*RAW RECORDS*
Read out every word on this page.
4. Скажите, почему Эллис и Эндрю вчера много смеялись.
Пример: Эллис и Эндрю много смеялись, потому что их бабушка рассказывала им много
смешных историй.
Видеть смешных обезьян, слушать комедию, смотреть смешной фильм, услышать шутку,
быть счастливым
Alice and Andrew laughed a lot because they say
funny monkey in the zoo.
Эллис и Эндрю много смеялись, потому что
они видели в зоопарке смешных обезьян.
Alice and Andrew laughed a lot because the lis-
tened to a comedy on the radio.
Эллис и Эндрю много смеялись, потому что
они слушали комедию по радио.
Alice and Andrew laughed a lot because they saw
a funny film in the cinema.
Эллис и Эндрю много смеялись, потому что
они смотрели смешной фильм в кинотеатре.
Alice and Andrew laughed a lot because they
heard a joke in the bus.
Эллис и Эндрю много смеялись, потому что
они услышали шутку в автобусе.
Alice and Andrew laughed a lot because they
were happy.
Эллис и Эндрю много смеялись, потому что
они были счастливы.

*WHAT TO DO*
Please repeat the material above, word for word and in full.

*RESULT OF THIS TASK*
Read out every word on this page.
4. Скажите, почему Эллис и Эндрю вчера много смеялись.
Пример: Эллис и Эндрю много смеялись, потому что их бабушка рассказывала им много
смешных историй.
Видеть смешных обезьян, слушать комедию, смотреть смешной фильм, услышать шутку,
быть счастливым
Alice and Andrew laughed a lot because they say
funny monkey in the zoo.
Эллис и Эндрю много смеялись, потому что
они видели в зоопарке смешных обезьян.
Alice and Andrew laughed a lot because the lis-
tened to a comedy on the radio.
Эллис и Эндрю много смеялись, потому что
они слушали комедию по радио.
Alice and Andrew laughed a lot because they saw
a funny film in the cinema.
Эллис и Эндрю много смеялись, потому что
они смотрели смешной фильм в кинотеатре.
Alice and Andrew laughed a lot because they
heard a joke in the bus.
Эллис и Эндрю много смеялись, потому что
они услышали шутку в автобусе.
Alice and Andrew laughed a lot because they
were happy.
Эллис и Эндрю много смеялись, потому что
они были счастливы.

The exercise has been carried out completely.